— Start MATERIAL SHOWN —

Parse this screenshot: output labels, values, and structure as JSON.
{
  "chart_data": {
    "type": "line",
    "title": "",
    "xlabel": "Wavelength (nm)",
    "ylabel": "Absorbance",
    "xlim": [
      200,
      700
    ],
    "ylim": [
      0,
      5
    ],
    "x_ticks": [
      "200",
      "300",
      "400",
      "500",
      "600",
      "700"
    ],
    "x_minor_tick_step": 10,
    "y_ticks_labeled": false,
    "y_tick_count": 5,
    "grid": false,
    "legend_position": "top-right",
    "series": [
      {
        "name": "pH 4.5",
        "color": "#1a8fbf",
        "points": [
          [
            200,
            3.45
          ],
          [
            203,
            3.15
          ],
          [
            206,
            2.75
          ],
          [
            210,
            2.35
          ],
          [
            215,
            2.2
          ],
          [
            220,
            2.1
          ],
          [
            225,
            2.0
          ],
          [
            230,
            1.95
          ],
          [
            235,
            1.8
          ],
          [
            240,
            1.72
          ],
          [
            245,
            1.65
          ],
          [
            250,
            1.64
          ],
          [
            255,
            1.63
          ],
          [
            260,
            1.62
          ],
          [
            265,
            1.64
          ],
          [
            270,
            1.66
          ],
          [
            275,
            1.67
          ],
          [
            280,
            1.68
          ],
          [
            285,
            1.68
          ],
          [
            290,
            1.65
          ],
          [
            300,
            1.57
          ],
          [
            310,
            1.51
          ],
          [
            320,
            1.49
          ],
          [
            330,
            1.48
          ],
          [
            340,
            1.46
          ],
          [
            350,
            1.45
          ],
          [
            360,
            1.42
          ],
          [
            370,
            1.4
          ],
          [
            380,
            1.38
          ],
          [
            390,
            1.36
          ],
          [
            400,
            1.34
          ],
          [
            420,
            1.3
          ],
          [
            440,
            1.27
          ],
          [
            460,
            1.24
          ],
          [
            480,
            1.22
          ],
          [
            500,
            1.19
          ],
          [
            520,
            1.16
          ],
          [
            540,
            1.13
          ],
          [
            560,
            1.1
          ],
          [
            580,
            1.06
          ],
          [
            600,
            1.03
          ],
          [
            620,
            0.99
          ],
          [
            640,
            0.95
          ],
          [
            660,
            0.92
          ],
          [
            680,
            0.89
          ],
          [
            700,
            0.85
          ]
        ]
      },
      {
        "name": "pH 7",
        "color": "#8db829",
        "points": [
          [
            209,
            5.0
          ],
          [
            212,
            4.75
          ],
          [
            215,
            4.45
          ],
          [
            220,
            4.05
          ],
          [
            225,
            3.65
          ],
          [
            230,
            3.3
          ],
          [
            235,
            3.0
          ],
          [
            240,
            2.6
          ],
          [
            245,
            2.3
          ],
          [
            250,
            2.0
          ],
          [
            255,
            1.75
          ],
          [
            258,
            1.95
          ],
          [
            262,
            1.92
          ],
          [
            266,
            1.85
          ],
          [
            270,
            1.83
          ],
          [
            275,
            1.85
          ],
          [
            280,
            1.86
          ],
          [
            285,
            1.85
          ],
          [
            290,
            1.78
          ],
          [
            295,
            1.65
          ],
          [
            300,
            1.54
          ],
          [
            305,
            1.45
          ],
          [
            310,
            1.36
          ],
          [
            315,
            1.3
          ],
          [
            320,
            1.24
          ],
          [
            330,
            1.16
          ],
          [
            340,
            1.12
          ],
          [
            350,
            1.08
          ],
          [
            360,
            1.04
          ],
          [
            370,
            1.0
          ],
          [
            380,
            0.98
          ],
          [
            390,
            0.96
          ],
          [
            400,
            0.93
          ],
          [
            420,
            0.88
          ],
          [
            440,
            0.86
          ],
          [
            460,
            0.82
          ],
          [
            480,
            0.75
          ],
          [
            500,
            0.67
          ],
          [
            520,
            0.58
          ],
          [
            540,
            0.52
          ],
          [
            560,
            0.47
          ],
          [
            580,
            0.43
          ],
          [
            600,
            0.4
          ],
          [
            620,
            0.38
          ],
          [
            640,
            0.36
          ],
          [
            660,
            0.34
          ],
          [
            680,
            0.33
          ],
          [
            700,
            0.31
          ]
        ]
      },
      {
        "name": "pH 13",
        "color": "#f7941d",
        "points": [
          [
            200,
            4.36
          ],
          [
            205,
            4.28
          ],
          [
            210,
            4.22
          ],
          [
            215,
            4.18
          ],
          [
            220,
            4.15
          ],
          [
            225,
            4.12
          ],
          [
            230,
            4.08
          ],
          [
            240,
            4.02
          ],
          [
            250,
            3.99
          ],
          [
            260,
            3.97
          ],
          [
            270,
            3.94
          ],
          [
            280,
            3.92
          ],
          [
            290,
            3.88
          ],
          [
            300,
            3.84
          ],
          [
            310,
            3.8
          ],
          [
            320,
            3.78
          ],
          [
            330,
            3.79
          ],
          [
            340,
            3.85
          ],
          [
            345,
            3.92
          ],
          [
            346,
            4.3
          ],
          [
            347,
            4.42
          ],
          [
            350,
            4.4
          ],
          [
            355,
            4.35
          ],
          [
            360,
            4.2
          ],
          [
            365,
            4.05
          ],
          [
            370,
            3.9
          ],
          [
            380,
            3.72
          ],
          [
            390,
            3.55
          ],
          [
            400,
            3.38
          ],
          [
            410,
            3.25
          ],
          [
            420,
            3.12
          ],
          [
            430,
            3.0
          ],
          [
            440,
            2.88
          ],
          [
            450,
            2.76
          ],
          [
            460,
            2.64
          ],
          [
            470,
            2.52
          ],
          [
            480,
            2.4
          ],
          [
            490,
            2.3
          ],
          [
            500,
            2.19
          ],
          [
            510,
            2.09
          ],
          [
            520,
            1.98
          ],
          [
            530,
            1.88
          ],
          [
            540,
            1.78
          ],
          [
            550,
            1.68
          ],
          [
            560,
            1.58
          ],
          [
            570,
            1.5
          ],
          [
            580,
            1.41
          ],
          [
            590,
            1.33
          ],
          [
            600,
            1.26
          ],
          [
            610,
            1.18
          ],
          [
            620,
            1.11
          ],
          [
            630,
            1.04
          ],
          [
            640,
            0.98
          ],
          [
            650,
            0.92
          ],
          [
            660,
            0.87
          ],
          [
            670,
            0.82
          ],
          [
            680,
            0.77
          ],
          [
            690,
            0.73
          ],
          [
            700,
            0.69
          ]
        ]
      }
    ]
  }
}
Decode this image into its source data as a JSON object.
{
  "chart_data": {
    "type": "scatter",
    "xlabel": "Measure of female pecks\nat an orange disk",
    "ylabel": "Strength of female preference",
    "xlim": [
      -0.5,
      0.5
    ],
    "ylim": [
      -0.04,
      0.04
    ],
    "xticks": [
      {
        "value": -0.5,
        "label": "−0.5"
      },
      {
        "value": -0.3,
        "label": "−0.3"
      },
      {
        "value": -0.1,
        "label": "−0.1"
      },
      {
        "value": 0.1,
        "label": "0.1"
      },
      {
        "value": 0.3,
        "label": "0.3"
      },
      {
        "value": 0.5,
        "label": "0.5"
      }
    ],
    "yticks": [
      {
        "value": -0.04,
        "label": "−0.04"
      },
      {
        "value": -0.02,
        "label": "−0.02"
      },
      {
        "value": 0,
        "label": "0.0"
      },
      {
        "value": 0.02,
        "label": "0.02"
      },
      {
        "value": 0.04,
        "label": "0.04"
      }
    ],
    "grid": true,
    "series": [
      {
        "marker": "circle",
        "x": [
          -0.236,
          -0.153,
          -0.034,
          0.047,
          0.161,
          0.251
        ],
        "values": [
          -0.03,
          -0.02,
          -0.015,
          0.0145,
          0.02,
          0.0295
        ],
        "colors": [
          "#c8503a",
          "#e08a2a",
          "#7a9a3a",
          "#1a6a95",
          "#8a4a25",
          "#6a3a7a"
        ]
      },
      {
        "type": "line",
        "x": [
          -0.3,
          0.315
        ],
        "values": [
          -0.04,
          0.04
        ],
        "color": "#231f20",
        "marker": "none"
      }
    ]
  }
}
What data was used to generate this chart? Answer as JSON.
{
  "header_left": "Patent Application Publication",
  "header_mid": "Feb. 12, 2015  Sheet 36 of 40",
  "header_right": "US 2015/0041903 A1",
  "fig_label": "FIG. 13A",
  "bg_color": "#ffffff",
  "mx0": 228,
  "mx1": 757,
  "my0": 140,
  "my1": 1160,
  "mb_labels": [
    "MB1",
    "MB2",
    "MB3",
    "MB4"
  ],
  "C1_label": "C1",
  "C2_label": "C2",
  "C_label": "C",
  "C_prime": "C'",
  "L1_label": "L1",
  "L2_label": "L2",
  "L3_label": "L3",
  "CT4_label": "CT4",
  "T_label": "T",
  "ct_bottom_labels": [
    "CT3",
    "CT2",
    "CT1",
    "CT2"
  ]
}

— End MATERIAL SHOWN —

• EXERCISE:
Going through the records above, state how many lines carry "this", with no other text.

• WRITTEN REPLY:
3